» Instructions for the task: Restate the complete material exactly.
** Start Material supplied **
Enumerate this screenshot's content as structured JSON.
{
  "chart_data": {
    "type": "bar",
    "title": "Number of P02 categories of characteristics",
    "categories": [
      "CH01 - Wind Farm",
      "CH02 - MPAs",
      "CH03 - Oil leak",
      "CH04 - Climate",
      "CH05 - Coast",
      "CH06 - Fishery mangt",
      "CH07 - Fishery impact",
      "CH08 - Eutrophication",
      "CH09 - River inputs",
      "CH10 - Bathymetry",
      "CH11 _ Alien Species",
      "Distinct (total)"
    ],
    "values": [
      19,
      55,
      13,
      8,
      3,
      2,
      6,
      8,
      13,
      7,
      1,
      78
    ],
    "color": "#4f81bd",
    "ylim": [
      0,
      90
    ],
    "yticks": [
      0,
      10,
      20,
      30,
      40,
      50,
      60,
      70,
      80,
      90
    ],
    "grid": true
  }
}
** End Material supplied **
» Solution to the exercise:
Enumerate this screenshot's content as structured JSON.
{
  "chart_data": {
    "type": "bar",
    "title": "Number of P02 categories of characteristics",
    "categories": [
      "CH01 - Wind Farm",
      "CH02 - MPAs",
      "CH03 - Oil leak",
      "CH04 - Climate",
      "CH05 - Coast",
      "CH06 - Fishery mangt",
      "CH07 - Fishery impact",
      "CH08 - Eutrophication",
      "CH09 - River inputs",
      "CH10 - Bathymetry",
      "CH11 _ Alien Species",
      "Distinct (total)"
    ],
    "values": [
      19,
      55,
      13,
      8,
      3,
      2,
      6,
      8,
      13,
      7,
      1,
      78
    ],
    "color": "#4f81bd",
    "ylim": [
      0,
      90
    ],
    "yticks": [
      0,
      10,
      20,
      30,
      40,
      50,
      60,
      70,
      80,
      90
    ],
    "grid": true
  }
}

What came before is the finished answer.